>> Start

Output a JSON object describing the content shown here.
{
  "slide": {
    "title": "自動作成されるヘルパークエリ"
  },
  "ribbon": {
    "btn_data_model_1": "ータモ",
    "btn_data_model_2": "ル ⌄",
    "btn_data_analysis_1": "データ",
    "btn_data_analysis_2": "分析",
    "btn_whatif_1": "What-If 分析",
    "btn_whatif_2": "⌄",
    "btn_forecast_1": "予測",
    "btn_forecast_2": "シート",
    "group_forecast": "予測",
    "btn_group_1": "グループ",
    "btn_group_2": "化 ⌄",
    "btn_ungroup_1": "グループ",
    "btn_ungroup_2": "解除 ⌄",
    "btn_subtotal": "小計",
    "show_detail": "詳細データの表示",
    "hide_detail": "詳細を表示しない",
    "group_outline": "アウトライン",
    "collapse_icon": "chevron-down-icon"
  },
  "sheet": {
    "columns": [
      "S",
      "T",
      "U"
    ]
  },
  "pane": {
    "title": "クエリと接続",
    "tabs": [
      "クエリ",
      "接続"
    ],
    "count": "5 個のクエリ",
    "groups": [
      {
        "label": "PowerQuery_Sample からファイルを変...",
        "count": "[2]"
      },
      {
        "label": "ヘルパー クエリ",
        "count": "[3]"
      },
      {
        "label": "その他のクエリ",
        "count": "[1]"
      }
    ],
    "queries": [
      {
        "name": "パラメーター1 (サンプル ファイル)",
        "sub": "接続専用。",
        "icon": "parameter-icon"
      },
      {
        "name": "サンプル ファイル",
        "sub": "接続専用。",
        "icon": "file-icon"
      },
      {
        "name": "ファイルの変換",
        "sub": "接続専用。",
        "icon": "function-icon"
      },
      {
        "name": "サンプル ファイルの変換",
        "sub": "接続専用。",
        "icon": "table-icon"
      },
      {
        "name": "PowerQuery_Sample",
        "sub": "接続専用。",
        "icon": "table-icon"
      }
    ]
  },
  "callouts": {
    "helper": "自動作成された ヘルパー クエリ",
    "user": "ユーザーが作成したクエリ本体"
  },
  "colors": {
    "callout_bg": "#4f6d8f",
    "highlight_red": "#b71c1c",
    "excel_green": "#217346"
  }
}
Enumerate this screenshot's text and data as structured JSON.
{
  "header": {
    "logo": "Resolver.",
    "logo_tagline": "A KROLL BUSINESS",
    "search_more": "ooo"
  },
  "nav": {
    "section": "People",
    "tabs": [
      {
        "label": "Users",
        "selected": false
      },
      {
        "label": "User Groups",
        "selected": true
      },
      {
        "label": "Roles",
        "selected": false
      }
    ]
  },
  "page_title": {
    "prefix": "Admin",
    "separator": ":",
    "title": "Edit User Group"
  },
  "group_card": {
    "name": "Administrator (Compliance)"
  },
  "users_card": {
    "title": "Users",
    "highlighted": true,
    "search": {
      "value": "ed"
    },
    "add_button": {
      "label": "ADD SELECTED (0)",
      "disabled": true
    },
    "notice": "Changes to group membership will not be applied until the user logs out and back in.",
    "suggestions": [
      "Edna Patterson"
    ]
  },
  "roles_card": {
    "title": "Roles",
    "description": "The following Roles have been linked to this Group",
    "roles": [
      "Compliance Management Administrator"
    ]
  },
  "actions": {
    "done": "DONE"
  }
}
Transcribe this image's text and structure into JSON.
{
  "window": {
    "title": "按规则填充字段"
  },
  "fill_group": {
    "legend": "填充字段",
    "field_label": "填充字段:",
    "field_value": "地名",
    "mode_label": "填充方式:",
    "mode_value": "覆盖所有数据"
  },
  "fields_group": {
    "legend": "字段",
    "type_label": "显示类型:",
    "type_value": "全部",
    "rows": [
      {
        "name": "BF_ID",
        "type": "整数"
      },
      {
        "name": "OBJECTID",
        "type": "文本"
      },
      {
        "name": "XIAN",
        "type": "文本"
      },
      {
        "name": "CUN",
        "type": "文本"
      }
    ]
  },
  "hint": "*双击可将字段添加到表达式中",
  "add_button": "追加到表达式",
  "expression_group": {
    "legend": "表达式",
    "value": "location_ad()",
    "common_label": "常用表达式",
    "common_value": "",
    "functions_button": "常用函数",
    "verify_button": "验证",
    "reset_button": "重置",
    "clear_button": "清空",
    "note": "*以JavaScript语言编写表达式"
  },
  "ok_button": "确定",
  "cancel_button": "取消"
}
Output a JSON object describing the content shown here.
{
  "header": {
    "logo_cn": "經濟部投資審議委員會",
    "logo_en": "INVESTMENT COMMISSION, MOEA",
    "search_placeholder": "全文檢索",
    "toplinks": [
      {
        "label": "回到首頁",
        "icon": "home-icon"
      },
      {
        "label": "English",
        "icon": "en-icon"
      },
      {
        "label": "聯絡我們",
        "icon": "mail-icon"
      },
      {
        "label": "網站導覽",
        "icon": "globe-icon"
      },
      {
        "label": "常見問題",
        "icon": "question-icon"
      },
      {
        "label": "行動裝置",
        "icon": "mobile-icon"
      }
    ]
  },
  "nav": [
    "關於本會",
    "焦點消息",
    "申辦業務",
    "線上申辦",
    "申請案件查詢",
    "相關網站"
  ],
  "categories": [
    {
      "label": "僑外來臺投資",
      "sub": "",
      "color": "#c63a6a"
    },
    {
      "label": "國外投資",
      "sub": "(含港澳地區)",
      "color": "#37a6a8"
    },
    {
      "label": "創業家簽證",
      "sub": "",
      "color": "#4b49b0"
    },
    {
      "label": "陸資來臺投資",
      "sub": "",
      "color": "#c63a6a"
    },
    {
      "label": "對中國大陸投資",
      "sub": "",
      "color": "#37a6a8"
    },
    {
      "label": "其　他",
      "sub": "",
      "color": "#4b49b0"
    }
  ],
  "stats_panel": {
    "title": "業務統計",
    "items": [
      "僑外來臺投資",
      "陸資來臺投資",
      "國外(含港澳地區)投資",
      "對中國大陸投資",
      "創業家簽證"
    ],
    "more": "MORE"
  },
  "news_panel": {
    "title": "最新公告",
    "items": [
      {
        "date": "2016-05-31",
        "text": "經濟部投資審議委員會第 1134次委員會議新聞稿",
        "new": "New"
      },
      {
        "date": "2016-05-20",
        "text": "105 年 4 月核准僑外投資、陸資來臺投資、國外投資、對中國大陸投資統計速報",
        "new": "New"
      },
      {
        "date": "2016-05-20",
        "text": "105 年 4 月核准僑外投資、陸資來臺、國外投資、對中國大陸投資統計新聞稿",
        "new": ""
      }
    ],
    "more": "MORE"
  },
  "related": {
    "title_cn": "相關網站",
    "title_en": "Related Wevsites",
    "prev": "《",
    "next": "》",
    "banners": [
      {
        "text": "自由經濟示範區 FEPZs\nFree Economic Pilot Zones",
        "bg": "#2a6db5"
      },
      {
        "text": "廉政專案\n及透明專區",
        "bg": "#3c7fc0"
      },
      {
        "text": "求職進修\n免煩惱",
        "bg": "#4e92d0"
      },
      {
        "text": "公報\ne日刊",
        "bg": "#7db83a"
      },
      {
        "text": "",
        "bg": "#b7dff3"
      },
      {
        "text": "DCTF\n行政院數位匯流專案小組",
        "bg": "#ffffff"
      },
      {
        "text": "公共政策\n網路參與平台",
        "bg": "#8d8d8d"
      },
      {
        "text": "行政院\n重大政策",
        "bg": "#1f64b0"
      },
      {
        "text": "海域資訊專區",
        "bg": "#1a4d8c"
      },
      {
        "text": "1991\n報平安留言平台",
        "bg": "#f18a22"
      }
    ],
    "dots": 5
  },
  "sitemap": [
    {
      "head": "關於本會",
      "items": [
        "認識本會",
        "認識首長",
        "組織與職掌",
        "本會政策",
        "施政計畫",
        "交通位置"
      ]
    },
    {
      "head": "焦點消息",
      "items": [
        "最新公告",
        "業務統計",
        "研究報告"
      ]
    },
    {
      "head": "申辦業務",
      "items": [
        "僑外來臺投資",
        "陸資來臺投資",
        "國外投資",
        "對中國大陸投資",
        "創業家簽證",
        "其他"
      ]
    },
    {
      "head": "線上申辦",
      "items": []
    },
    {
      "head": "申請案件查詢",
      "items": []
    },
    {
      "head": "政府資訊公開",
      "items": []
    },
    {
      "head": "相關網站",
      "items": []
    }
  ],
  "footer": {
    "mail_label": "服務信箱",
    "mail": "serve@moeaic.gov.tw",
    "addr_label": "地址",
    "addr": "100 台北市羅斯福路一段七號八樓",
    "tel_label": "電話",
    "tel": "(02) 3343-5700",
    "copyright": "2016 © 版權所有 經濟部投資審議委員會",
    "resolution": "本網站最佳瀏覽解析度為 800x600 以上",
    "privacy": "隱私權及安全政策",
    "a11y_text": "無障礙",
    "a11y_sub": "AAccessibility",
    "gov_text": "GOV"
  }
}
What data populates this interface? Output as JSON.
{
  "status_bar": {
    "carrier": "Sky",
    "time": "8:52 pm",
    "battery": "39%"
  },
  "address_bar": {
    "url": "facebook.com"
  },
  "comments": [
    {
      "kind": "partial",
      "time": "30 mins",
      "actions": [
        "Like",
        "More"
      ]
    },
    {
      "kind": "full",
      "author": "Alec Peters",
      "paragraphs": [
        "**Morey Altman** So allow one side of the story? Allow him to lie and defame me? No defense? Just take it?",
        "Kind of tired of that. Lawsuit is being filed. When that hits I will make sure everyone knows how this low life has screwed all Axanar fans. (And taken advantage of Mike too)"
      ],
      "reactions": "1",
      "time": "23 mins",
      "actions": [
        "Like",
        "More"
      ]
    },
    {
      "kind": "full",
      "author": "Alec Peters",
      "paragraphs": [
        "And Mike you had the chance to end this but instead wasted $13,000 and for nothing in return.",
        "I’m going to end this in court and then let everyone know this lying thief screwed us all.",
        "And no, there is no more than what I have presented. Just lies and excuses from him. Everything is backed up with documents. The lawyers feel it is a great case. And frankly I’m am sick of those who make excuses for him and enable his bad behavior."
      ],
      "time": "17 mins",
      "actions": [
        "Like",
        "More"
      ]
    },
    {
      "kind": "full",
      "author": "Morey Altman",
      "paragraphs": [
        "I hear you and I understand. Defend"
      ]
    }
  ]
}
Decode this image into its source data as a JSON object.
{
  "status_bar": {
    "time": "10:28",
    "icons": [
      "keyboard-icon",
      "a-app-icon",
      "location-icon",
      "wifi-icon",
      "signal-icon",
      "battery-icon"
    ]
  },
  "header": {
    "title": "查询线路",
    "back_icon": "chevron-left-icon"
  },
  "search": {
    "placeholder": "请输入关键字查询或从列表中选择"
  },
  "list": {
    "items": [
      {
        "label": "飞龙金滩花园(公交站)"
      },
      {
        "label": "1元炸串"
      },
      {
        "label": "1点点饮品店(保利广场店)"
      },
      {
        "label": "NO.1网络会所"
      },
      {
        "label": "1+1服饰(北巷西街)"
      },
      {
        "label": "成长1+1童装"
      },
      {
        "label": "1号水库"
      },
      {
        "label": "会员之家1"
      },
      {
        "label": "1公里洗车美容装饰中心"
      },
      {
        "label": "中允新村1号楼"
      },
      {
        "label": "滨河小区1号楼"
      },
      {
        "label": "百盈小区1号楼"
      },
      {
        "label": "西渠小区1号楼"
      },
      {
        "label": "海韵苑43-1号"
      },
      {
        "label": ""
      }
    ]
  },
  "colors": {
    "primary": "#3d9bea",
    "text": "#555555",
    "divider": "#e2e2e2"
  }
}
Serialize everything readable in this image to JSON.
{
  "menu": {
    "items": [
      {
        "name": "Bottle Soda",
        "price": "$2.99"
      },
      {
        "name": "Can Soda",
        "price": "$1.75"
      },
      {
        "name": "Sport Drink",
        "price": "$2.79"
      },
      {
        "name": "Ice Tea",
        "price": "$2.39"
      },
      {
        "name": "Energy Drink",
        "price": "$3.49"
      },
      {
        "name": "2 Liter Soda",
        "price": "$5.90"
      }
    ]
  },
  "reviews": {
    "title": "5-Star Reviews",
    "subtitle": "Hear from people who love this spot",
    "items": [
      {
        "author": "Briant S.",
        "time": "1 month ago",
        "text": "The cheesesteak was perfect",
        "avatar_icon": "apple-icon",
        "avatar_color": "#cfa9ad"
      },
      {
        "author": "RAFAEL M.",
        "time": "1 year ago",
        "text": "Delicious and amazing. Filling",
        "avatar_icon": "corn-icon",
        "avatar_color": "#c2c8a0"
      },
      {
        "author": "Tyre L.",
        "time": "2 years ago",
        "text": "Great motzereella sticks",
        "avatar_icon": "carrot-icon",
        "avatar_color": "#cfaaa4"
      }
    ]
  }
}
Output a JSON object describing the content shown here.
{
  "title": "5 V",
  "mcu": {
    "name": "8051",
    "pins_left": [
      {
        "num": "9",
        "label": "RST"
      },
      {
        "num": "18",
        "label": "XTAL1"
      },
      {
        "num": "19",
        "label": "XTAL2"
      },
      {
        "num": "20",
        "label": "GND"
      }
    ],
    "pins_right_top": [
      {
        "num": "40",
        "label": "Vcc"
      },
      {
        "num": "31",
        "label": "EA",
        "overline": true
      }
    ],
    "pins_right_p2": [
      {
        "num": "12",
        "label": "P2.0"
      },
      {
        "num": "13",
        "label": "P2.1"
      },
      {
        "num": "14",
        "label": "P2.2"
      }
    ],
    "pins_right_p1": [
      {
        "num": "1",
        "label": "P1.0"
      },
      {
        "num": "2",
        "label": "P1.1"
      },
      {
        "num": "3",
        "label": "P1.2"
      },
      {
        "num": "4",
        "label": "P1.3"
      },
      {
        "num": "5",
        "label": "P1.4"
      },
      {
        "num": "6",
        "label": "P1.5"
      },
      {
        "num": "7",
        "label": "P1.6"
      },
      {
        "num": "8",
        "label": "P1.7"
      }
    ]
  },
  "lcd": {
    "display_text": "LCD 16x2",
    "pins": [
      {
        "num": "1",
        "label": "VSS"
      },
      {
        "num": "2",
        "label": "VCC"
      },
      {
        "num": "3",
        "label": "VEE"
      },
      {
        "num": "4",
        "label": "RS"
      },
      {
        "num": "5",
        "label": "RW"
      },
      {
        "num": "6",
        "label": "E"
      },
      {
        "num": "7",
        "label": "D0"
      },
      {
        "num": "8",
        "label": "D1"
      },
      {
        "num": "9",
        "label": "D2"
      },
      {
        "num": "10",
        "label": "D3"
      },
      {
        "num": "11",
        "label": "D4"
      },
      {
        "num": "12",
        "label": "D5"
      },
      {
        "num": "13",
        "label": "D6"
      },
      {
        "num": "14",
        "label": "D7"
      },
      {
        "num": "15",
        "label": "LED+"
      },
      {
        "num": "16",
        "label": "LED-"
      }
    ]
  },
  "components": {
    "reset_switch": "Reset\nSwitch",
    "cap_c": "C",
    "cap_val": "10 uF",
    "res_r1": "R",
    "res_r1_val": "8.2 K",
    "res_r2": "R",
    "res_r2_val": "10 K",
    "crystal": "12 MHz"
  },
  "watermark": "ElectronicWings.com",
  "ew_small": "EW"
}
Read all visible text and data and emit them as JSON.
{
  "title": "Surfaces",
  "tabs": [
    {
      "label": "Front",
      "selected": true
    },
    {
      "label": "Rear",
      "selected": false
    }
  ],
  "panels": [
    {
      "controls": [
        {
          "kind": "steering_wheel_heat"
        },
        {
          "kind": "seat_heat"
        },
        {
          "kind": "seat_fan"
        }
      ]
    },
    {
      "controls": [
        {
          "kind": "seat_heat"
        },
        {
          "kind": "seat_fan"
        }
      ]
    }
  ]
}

>> End

◆ WHAT NEEDS TO BE DONE ◆
Find every line in the records that contains the word "time"; copy those lines.

◆ RESPONSE FOR THIS EXERCISE ◆
    "time": "8:52 pm",
      "time": "30 mins",
      "time": "23 mins",
      "time": "17 mins",
    "time": "10:28",
        "time": "1 month ago",
        "time": "1 year ago",
        "time": "2 years ago",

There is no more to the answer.